-- Stored records start --

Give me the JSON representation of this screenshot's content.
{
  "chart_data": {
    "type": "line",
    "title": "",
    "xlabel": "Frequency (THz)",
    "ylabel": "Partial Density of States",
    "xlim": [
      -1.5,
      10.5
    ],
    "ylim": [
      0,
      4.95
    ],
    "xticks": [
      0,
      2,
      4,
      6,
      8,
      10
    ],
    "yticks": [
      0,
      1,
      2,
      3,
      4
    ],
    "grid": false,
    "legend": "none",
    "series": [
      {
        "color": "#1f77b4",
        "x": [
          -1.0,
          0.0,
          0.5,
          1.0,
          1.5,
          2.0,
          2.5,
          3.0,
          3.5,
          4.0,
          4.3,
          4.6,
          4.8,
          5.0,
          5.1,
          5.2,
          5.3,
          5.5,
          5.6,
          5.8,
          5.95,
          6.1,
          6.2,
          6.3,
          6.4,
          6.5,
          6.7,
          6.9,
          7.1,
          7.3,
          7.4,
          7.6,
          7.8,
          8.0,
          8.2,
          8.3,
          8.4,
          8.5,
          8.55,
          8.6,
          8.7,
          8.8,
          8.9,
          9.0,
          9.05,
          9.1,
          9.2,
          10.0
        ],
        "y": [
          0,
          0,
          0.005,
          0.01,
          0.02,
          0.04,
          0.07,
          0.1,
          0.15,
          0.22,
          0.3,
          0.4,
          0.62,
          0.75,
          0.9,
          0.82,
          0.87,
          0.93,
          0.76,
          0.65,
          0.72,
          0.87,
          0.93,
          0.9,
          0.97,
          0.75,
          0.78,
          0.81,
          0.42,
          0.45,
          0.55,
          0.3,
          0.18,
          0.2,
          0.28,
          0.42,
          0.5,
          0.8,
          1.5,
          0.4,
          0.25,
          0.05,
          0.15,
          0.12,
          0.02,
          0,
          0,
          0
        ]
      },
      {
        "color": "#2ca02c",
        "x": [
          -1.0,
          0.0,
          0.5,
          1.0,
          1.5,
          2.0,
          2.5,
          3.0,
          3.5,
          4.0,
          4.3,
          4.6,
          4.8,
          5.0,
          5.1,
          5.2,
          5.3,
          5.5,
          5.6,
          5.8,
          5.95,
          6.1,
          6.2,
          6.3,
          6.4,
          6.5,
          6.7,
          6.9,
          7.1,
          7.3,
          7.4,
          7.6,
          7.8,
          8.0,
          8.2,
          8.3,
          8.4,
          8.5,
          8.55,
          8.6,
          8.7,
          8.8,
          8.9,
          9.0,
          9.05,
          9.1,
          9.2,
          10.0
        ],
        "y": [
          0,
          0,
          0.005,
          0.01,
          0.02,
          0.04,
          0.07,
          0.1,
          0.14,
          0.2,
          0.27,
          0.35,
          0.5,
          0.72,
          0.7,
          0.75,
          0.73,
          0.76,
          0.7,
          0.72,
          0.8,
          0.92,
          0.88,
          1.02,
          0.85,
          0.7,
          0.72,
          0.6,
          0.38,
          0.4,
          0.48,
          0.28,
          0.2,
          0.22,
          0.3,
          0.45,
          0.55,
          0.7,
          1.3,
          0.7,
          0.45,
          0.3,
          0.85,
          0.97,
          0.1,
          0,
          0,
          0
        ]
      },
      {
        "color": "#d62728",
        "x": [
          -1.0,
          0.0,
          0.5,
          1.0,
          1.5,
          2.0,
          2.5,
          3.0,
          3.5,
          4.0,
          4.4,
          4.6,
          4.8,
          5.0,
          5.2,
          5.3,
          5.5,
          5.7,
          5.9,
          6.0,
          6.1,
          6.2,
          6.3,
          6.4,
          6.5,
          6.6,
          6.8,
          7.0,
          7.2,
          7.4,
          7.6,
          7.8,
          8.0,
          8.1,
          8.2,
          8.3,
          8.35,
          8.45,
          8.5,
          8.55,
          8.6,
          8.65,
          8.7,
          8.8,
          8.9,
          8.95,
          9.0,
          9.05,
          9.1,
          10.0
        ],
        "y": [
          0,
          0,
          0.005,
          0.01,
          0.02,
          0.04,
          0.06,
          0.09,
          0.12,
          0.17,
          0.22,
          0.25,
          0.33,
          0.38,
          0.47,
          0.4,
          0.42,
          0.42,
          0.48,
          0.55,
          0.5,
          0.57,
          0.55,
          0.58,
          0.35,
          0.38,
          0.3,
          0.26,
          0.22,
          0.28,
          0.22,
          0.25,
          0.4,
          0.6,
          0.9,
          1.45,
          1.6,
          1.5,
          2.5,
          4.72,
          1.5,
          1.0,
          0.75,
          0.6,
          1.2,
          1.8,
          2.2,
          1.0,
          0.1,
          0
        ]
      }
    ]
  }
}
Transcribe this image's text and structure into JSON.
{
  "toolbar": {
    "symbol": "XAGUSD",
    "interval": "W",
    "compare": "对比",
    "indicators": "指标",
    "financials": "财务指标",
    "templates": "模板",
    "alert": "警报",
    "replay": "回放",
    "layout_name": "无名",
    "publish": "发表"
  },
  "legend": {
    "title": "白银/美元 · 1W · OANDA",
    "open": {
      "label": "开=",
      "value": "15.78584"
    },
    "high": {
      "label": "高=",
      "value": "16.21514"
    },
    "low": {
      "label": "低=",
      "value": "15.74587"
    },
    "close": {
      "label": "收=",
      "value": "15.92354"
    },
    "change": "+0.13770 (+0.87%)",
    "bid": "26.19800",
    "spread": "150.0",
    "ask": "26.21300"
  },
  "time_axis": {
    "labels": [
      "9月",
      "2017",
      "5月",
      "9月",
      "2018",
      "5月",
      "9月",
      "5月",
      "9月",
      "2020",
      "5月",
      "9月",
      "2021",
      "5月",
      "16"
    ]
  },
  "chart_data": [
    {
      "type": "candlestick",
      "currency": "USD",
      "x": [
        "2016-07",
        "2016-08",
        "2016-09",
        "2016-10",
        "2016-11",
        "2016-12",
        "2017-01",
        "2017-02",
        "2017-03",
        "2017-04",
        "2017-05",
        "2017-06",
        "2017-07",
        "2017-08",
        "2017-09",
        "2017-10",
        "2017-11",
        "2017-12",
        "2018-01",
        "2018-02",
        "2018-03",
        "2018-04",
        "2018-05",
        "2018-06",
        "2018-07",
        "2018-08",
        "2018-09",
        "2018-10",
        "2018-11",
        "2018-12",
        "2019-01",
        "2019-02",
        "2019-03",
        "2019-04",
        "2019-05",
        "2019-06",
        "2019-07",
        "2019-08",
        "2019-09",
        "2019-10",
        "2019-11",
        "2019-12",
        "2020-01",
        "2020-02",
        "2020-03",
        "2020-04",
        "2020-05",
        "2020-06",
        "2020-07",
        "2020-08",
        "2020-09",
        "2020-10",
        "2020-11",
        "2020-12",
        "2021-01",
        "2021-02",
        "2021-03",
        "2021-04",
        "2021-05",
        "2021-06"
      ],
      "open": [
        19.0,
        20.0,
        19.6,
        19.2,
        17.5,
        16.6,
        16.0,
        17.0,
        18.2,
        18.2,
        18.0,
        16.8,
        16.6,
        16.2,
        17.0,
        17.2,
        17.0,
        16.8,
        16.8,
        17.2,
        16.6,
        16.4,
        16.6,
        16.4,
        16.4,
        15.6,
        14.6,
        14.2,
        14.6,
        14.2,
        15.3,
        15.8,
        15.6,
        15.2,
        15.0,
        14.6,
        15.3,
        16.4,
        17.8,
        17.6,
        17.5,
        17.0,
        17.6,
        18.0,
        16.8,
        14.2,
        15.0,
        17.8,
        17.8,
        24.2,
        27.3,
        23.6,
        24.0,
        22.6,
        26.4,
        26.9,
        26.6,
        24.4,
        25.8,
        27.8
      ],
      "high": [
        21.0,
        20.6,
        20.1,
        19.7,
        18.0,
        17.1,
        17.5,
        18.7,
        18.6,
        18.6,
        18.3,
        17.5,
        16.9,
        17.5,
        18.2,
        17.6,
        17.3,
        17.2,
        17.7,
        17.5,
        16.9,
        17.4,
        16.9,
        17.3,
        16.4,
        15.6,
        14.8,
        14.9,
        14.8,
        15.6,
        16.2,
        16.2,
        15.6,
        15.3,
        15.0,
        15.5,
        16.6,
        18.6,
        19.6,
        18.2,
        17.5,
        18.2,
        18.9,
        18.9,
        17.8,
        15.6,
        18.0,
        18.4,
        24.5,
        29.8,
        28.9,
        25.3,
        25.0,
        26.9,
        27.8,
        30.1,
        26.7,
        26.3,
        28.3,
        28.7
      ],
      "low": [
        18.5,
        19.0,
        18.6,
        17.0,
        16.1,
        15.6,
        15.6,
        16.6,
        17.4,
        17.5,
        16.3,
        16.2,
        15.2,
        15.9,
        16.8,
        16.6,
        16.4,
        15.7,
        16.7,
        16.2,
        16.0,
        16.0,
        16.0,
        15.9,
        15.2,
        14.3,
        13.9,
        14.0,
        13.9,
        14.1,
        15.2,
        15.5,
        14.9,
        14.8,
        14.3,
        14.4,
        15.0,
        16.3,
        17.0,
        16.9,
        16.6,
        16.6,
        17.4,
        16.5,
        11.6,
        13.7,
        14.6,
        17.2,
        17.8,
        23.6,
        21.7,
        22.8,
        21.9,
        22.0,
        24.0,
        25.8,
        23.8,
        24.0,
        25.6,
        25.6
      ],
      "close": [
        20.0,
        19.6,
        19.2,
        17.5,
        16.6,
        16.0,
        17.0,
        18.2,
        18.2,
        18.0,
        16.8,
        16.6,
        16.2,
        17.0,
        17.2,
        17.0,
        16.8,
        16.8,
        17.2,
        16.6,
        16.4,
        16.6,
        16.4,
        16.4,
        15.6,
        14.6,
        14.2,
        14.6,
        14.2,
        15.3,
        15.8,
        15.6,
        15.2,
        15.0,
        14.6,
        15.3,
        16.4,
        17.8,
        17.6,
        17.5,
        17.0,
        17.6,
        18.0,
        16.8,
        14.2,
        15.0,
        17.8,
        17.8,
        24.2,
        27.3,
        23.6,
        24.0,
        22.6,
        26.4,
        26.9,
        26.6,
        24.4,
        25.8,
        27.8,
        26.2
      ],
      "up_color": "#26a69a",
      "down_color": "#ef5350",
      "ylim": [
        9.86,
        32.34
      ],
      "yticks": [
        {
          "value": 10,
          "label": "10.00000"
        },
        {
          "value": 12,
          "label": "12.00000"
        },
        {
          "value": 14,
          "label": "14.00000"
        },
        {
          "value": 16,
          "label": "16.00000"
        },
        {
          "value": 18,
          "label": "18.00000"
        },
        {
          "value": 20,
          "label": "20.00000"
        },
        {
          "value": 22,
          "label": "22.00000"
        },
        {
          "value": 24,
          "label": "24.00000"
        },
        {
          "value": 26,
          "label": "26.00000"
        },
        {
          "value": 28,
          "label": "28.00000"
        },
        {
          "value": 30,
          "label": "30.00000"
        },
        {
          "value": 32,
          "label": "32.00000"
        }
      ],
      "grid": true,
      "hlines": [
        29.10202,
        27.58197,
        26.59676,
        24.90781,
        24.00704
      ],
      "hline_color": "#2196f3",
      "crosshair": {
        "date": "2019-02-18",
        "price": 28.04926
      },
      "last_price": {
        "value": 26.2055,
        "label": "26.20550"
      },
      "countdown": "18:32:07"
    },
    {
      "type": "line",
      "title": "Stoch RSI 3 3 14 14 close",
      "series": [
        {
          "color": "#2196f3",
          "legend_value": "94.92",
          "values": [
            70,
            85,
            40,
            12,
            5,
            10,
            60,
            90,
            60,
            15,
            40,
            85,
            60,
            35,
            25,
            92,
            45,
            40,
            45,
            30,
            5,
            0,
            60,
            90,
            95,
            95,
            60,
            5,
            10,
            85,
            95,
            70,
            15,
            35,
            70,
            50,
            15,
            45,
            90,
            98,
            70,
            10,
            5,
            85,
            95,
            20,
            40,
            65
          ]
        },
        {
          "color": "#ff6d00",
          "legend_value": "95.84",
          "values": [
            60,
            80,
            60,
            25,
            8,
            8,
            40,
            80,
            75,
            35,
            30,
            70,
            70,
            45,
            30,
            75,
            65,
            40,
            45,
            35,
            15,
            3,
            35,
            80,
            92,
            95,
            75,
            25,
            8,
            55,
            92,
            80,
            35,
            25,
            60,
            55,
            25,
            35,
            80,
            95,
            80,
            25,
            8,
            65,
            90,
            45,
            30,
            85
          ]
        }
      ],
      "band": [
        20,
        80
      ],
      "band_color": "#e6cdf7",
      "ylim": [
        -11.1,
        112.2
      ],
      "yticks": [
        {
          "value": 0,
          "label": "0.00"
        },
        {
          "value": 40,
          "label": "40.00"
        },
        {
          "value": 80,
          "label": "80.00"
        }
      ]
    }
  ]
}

-- Stored records end --

Exercise requirements: Locate all lines in the listing above with the word "JSON". Copy them.

Output:
Give me the JSON representation of this screenshot's content.
Transcribe this image's text and structure into JSON.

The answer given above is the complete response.